[SUPPLIED INFORMATION]:
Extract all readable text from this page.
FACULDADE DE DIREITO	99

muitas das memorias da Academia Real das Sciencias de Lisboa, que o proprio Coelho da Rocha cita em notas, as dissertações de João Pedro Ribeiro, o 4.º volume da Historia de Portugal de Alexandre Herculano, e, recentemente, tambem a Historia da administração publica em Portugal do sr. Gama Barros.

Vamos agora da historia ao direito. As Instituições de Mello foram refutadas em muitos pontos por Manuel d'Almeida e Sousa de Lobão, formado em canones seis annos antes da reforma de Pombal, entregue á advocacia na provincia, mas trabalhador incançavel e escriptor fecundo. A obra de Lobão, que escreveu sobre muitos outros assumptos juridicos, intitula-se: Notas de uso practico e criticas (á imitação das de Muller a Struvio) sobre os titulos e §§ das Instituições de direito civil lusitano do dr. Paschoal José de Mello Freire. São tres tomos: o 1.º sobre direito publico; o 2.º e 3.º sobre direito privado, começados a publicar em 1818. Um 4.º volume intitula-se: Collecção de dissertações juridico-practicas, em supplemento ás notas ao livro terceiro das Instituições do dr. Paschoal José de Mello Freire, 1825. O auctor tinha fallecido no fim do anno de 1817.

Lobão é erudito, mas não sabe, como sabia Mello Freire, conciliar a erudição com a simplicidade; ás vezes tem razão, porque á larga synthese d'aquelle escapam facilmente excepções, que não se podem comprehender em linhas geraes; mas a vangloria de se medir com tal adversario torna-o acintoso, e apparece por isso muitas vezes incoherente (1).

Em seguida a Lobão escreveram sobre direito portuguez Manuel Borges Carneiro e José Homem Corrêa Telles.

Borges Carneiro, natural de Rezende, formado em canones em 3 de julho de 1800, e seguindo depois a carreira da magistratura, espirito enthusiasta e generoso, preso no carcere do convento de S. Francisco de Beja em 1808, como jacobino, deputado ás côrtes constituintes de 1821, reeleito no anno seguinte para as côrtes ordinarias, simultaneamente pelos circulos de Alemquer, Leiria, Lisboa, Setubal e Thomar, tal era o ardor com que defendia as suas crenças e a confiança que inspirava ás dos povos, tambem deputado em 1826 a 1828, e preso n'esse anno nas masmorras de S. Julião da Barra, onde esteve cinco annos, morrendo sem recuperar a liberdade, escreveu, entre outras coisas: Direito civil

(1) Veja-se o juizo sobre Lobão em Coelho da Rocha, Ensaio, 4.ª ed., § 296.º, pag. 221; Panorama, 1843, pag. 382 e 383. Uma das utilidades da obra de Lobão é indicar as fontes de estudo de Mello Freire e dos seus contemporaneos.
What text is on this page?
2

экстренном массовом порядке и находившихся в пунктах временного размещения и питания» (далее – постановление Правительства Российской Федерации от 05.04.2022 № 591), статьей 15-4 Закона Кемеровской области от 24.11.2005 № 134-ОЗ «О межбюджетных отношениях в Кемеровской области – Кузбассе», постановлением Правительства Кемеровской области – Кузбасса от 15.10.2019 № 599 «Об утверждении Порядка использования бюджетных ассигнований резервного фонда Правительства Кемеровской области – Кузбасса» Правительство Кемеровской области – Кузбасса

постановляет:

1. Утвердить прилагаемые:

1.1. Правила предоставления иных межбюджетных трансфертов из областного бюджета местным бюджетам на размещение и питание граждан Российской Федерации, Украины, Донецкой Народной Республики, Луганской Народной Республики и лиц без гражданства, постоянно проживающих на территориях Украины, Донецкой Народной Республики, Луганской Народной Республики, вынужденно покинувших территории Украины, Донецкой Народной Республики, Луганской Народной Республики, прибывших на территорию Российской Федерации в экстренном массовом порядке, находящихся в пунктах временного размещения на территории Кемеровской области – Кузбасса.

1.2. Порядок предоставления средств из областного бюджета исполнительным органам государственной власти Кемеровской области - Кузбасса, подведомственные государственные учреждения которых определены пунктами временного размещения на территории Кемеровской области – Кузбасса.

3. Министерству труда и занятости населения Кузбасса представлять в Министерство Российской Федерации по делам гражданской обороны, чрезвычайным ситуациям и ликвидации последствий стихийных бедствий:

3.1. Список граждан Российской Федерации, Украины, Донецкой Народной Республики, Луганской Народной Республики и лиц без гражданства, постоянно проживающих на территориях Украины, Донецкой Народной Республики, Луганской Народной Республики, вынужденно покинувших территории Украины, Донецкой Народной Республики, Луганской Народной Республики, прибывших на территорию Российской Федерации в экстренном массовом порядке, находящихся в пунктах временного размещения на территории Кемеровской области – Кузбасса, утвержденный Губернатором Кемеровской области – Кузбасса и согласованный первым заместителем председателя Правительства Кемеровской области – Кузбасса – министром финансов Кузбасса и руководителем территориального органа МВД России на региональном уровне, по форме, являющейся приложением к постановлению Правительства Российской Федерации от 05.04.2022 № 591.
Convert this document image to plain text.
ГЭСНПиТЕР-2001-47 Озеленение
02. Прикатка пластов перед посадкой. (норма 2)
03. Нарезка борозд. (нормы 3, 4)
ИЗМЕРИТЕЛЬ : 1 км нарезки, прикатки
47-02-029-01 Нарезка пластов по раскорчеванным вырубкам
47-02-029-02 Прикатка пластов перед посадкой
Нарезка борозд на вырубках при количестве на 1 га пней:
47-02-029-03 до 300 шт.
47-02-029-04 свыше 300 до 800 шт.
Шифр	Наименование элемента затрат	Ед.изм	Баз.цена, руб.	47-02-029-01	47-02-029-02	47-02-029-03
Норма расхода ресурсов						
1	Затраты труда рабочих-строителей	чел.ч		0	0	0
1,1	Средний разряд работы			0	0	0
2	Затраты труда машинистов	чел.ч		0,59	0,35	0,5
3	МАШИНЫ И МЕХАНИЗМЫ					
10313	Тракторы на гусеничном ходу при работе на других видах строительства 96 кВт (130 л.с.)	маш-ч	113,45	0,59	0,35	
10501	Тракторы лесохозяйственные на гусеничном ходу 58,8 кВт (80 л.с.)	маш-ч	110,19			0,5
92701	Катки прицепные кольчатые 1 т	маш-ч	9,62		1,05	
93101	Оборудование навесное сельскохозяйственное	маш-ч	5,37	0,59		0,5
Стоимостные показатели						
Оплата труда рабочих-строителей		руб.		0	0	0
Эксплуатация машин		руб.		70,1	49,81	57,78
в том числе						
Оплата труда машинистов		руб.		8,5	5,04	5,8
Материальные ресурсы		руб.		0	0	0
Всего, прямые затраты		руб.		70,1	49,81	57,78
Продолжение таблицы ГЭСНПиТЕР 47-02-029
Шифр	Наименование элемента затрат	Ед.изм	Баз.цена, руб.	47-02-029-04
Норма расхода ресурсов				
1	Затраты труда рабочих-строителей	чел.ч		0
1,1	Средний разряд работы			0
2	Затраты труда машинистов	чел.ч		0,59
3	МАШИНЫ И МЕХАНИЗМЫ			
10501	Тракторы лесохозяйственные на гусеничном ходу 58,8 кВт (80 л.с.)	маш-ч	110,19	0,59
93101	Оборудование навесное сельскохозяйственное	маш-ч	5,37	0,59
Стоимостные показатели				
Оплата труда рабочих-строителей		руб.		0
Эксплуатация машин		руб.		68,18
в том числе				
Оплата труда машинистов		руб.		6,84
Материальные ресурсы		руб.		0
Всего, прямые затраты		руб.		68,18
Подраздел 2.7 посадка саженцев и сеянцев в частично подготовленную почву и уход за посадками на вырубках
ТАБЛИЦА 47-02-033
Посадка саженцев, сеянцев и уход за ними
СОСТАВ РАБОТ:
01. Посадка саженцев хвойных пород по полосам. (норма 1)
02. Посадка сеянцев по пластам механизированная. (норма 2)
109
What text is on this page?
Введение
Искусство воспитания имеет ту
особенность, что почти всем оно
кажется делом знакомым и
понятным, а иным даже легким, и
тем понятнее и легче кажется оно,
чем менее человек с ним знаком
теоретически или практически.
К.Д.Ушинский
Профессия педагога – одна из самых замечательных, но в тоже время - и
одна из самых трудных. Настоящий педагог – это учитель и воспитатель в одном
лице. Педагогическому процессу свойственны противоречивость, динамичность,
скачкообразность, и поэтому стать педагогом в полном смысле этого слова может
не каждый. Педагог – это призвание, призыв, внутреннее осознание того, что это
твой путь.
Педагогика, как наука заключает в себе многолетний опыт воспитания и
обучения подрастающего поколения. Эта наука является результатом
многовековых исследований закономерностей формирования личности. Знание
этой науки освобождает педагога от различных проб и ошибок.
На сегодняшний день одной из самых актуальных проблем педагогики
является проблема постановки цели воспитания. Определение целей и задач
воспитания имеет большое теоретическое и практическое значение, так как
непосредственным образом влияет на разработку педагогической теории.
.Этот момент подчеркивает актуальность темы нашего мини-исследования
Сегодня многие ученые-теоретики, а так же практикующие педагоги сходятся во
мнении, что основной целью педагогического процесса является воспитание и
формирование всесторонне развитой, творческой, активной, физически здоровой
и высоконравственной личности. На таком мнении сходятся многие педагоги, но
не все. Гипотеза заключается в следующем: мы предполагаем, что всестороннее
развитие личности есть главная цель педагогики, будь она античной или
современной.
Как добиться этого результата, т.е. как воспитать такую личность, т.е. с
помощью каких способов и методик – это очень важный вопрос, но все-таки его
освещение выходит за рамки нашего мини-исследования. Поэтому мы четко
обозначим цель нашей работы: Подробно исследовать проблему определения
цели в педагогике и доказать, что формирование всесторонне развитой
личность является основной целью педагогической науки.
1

[WHAT IS REQUIRED]:
Check each line of the records above for "личность", and copy those that have it.

[RESULT]:
Как добиться этого результата, т.е. как воспитать такую личность, т.е. с
личность является основной целью педагогической науки.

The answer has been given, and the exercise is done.